+++ TEXTAUSZUG
Eigentlich ist an Singapur alles eine Spur zu groß. Nur in Tiong Bahru hat sich eine menschliche Dimension erhalten. Das Viertel ist die älteste Plansiedlung der Stadt, die Briten errichteten es in den 1920er-Jahren und gaben sich bei den rund 30 Apartmenthäusern noch richtig Mühe. Runde Balkone, symmetrische Treppen, weiß gestrichene Fassaden, das ist der vielleicht beste Versuch, den Bauhaus-Stil in den Subtropen aufzugreifen.

Typisch Tiong Bahru: Bauhausfassaden, Vespas und Fixies.

Heute steht Tiong Bahru unter Denkmalschutz, in viele Erdgeschoße sind Geschäfte, Bars und Cafés eingezogen. Am Wochenende trifft sich hier das junge, etwas alternative Singapur, um Fixies auszufahren und exotische Kaffeekreationen zu genießen. Traditioneller Charme trifft auf moderne Weltgemeinschaft, wenigstens kulinarisch.

In der Tiong Bahru Bakery gibt's Croissants und andere französische Backwaren.

Im Marktgebäude bieten auf zwei Etagen alteingesessene Händler und junge Foodies Spezialitäten an – von handgemachten Fischkugeln über Reisküchlein mit schwarzen Bohnen bis hin zu Eier-Porridge mit Hühnchen. Drei oder vier Singapur-Dollar für einen Teller sind auch in Singapur unverschämt günstig. Der Markt ist der Wochenend-Treffpunkt, und bei schönem Wetter kann man auf der Terrasse unter Sonnenschirmen die drumherum wachsende Skyline und die Streetart im Innenhof bewundern.
++++++
+++ MATERIALAUSZÜGE
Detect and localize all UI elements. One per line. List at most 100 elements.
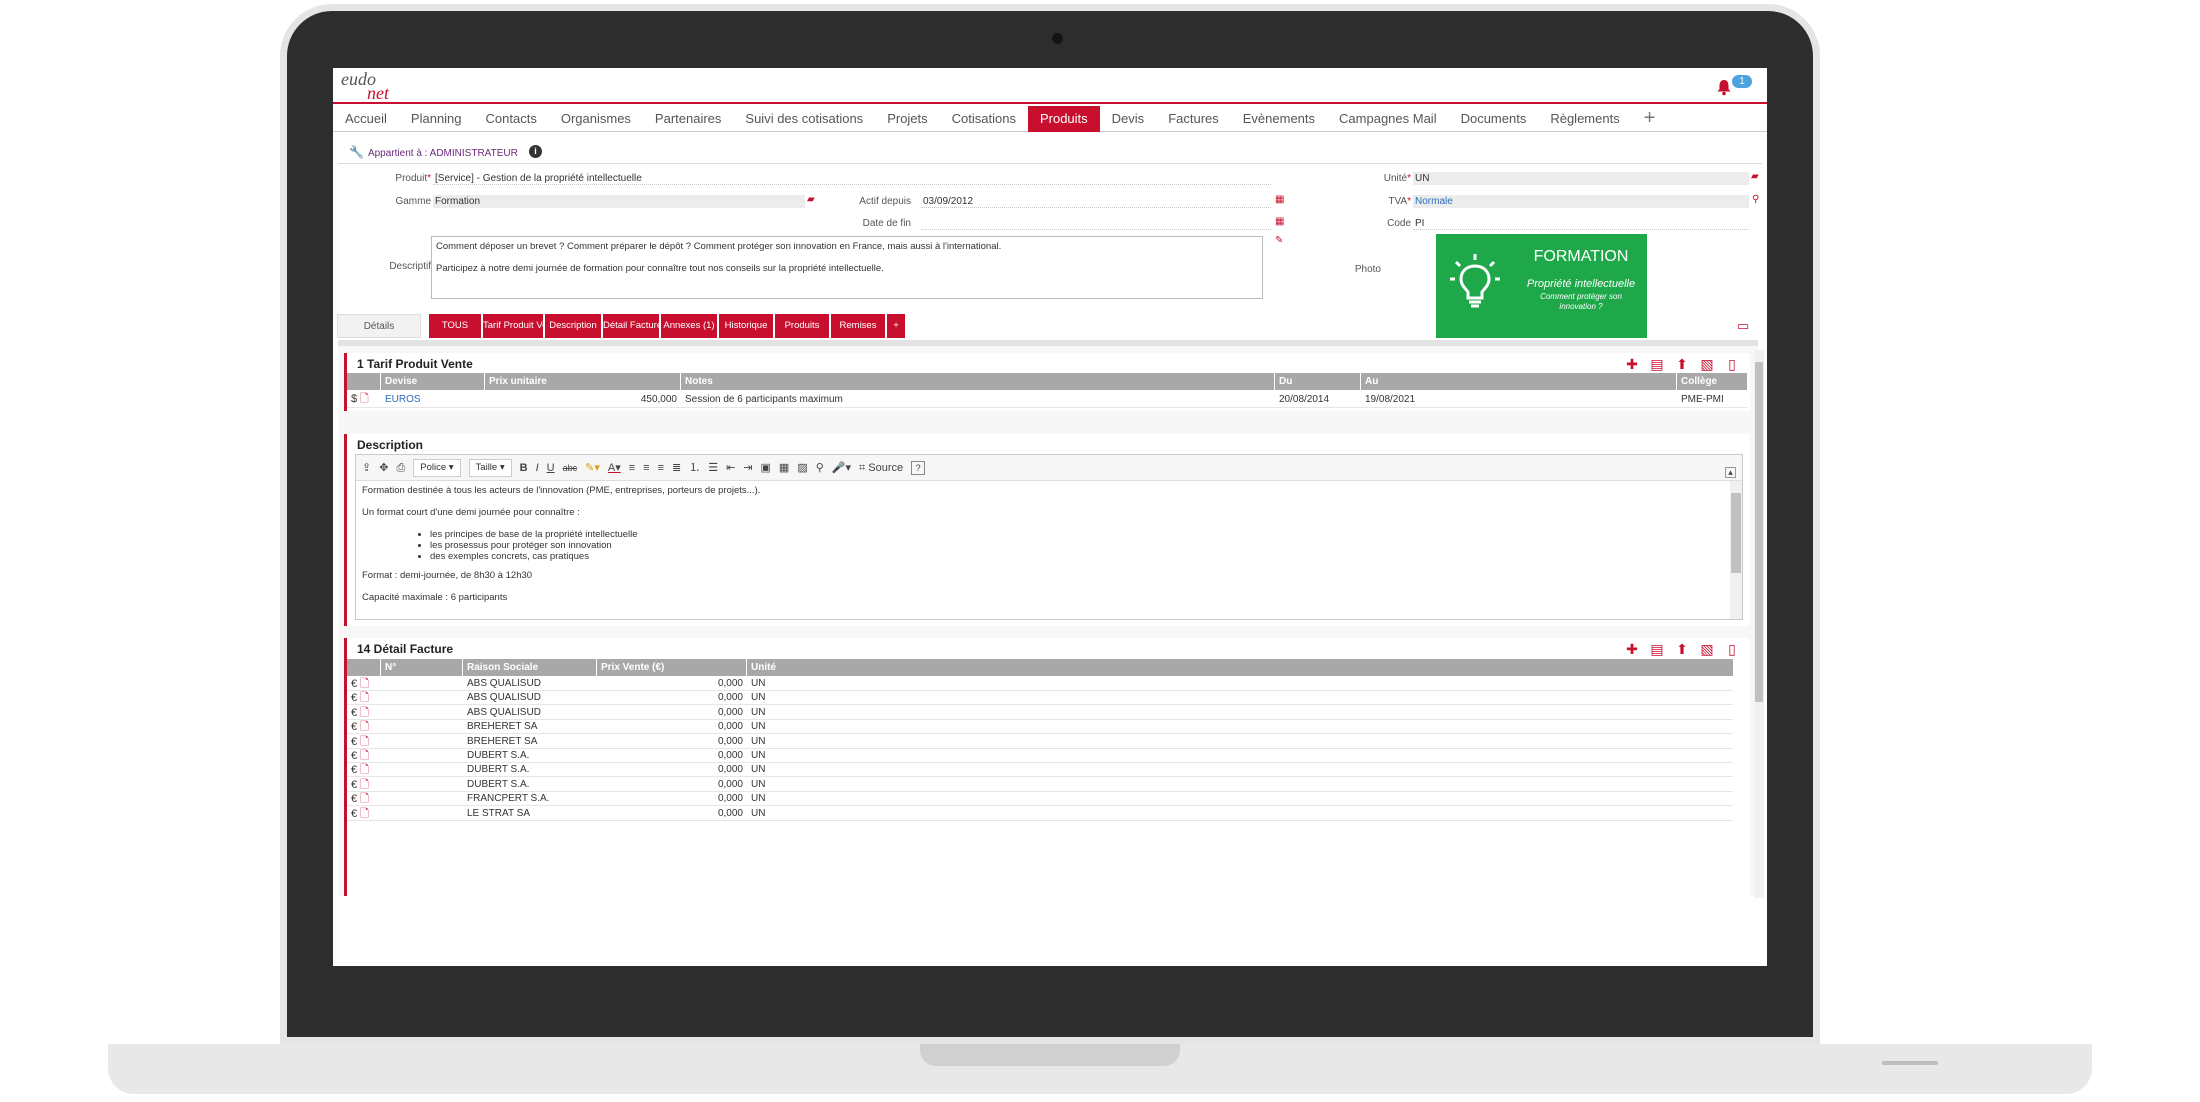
- cell-devise[interactable]: EUROS: [381, 391, 485, 408]
- bold-icon[interactable]: B: [520, 460, 528, 476]
- align-left-icon[interactable]: ≡: [629, 460, 635, 476]
- nav-item-partenaires[interactable]: Partenaires: [643, 106, 733, 132]
- nav-item-devis[interactable]: Devis: [1100, 106, 1157, 132]
- tab-description[interactable]: Description: [545, 314, 601, 338]
- col-devise[interactable]: Devise: [381, 373, 485, 390]
- tab-remises[interactable]: Remises: [831, 314, 885, 338]
- tab-historique[interactable]: Historique: [719, 314, 773, 338]
- table-row[interactable]: € 🗋 DUBERT S.A. 0,000 UN: [347, 778, 1733, 792]
- col-college[interactable]: Collège: [1677, 373, 1747, 390]
- calendar-icon[interactable]: ▦: [1275, 194, 1284, 205]
- table-row[interactable]: € 🗋 DUBERT S.A. 0,000 UN: [347, 749, 1733, 763]
- excel-icon[interactable]: ▧: [1699, 641, 1715, 657]
- add-icon[interactable]: ✚: [1624, 641, 1640, 657]
- tab-tarif-produit-vente[interactable]: Tarif Produit Vente: [483, 314, 543, 338]
- document-icon[interactable]: 🗋: [357, 750, 369, 762]
- document-icon[interactable]: 🗋: [357, 736, 369, 748]
- nav-item-factures[interactable]: Factures: [1156, 106, 1231, 132]
- highlight-icon[interactable]: ✎▾: [585, 460, 600, 476]
- document-icon[interactable]: 🗋: [357, 808, 369, 820]
- nav-item-ev-nements[interactable]: Evènements: [1231, 106, 1327, 132]
- upload-icon[interactable]: ⇪: [362, 460, 371, 476]
- source-button[interactable]: ⌗ Source: [859, 460, 903, 476]
- folder-icon[interactable]: ▰: [1751, 171, 1759, 182]
- rich-text-editor[interactable]: ⇪ ✥ ⎙ Police ▾ Taille ▾ B I U abc ✎▾ A▾ …: [355, 454, 1743, 620]
- nav-item-produits[interactable]: Produits: [1027, 106, 1100, 132]
- bullet-list-icon[interactable]: ☰: [708, 460, 718, 476]
- table-row[interactable]: € 🗋 LE STRAT SA 0,000 UN: [347, 807, 1733, 821]
- tva-field[interactable]: Normale: [1413, 195, 1749, 208]
- col-unite[interactable]: Unité: [747, 659, 1733, 676]
- table-row[interactable]: € 🗋 DUBERT S.A. 0,000 UN: [347, 763, 1733, 778]
- document-icon[interactable]: 🗋: [357, 721, 369, 733]
- col-du[interactable]: Du: [1275, 373, 1361, 390]
- page-scrollbar[interactable]: [1754, 350, 1764, 898]
- microphone-icon[interactable]: 🎤▾: [832, 460, 851, 476]
- nav-item-planning[interactable]: Planning: [399, 106, 474, 132]
- filter-table-icon[interactable]: ▤: [1649, 641, 1665, 657]
- nav-item-projets[interactable]: Projets: [875, 106, 939, 132]
- paste-icon[interactable]: ▣: [761, 460, 771, 476]
- tab-[interactable]: +: [887, 314, 905, 338]
- excel-icon[interactable]: ▧: [1699, 356, 1715, 372]
- unite-field[interactable]: UN: [1413, 172, 1749, 185]
- nav-item-documents[interactable]: Documents: [1449, 106, 1539, 132]
- actif-depuis-field[interactable]: 03/09/2012: [921, 195, 1271, 208]
- gamme-field[interactable]: Formation: [433, 195, 805, 208]
- table-row[interactable]: $ 🗋 EUROS 450,000 Session de 6 participa…: [347, 391, 1747, 408]
- nav-item-organismes[interactable]: Organismes: [549, 106, 643, 132]
- table-row[interactable]: € 🗋 BREHERET SA 0,000 UN: [347, 720, 1733, 735]
- nav-item-cotisations[interactable]: Cotisations: [940, 106, 1028, 132]
- table-row[interactable]: € 🗋 ABS QUALISUD 0,000 UN: [347, 677, 1733, 691]
- tab-produits[interactable]: Produits: [775, 314, 829, 338]
- tab-annexes-1[interactable]: Annexes (1): [661, 314, 717, 338]
- align-right-icon[interactable]: ≡: [658, 460, 664, 476]
- export-icon[interactable]: ⬆: [1674, 356, 1690, 372]
- export-icon[interactable]: ⬆: [1674, 641, 1690, 657]
- filter-table-icon[interactable]: ▤: [1649, 356, 1665, 372]
- table-row[interactable]: € 🗋 BREHERET SA 0,000 UN: [347, 735, 1733, 749]
- italic-icon[interactable]: I: [536, 460, 539, 476]
- strikethrough-icon[interactable]: abc: [563, 460, 578, 476]
- link-icon[interactable]: ⚲: [816, 460, 824, 476]
- col-raison-sociale[interactable]: Raison Sociale: [463, 659, 597, 676]
- code-field[interactable]: PI: [1413, 217, 1749, 230]
- image-icon[interactable]: ▨: [797, 460, 807, 476]
- notification-bell-icon[interactable]: [1715, 78, 1733, 96]
- document-icon[interactable]: 🗋: [357, 779, 369, 791]
- table-row[interactable]: € 🗋 ABS QUALISUD 0,000 UN: [347, 691, 1733, 706]
- calendar-icon[interactable]: ▦: [1275, 216, 1284, 227]
- tab-tous[interactable]: TOUS: [429, 314, 481, 338]
- document-icon[interactable]: ▯: [1724, 356, 1740, 372]
- document-icon[interactable]: ▯: [1724, 641, 1740, 657]
- editor-content[interactable]: Formation destinée à tous les acteurs de…: [362, 485, 1702, 615]
- table-row[interactable]: € 🗋 FRANCPERT S.A. 0,000 UN: [347, 792, 1733, 807]
- col-numero[interactable]: N°: [381, 659, 463, 676]
- outdent-icon[interactable]: ⇤: [726, 460, 735, 476]
- col-prix-unitaire[interactable]: Prix unitaire: [485, 373, 681, 390]
- col-au[interactable]: Au: [1361, 373, 1677, 390]
- maximize-icon[interactable]: ▴: [1725, 467, 1736, 478]
- size-select[interactable]: Taille ▾: [468, 458, 512, 477]
- nav-item-r-glements[interactable]: Règlements: [1538, 106, 1631, 132]
- nav-item-campagnes-mail[interactable]: Campagnes Mail: [1327, 106, 1449, 132]
- document-icon[interactable]: 🗋: [357, 678, 369, 690]
- eudonet-logo[interactable]: eudo net: [341, 70, 401, 102]
- nav-item-suivi-des-cotisations[interactable]: Suivi des cotisations: [733, 106, 875, 132]
- collapse-icon[interactable]: ▭: [1737, 318, 1749, 334]
- numbered-list-icon[interactable]: ⒈: [689, 460, 700, 476]
- col-notes[interactable]: Notes: [681, 373, 1275, 390]
- produit-field[interactable]: [Service] - Gestion de la propriété inte…: [433, 172, 1271, 185]
- nav-item-contacts[interactable]: Contacts: [474, 106, 549, 132]
- document-icon[interactable]: 🗋: [357, 793, 369, 805]
- info-icon[interactable]: i: [529, 145, 542, 158]
- col-prix-vente[interactable]: Prix Vente (€): [597, 659, 747, 676]
- add-icon[interactable]: ✚: [1624, 356, 1640, 372]
- underline-icon[interactable]: U: [547, 460, 555, 476]
- document-icon[interactable]: 🗋: [360, 393, 369, 405]
- align-center-icon[interactable]: ≡: [643, 460, 649, 476]
- pencil-icon[interactable]: ✎: [1275, 235, 1283, 246]
- tab-details[interactable]: Détails: [337, 314, 421, 338]
- tab-d-tail-facture[interactable]: Détail Facture: [603, 314, 659, 338]
- indent-icon[interactable]: ⇥: [743, 460, 752, 476]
++++++
AUFGABENSTELLUNG
Gib den Text über das Singapurer Viertel Tiong Bahru vollständig und Wort für Wort wieder.

LÖSUNG
Eigentlich ist an Singapur alles eine Spur zu groß. Nur in Tiong Bahru hat sich eine menschliche Dimension erhalten. Das Viertel ist die älteste Plansiedlung der Stadt, die Briten errichteten es in den 1920er-Jahren und gaben sich bei den rund 30 Apartmenthäusern noch richtig Mühe. Runde Balkone, symmetrische Treppen, weiß gestrichene Fassaden, das ist der vielleicht beste Versuch, den Bauhaus-Stil in den Subtropen aufzugreifen.

Typisch Tiong Bahru: Bauhausfassaden, Vespas und Fixies.

Heute steht Tiong Bahru unter Denkmalschutz, in viele Erdgeschoße sind Geschäfte, Bars und Cafés eingezogen. Am Wochenende trifft sich hier das junge, etwas alternative Singapur, um Fixies auszufahren und exotische Kaffeekreationen zu genießen. Traditioneller Charme trifft auf moderne Weltgemeinschaft, wenigstens kulinarisch.

In der Tiong Bahru Bakery gibt's Croissants und andere französische Backwaren.

Im Marktgebäude bieten auf zwei Etagen alteingesessene Händler und junge Foodies Spezialitäten an – von handgemachten Fischkugeln über Reisküchlein mit schwarzen Bohnen bis hin zu Eier-Porridge mit Hühnchen. Drei oder vier Singapur-Dollar für einen Teller sind auch in Singapur unverschämt günstig. Der Markt ist der Wochenend-Treffpunkt, und bei schönem Wetter kann man auf der Terrasse unter Sonnenschirmen die drumherum wachsende Skyline und die Streetart im Innenhof bewundern.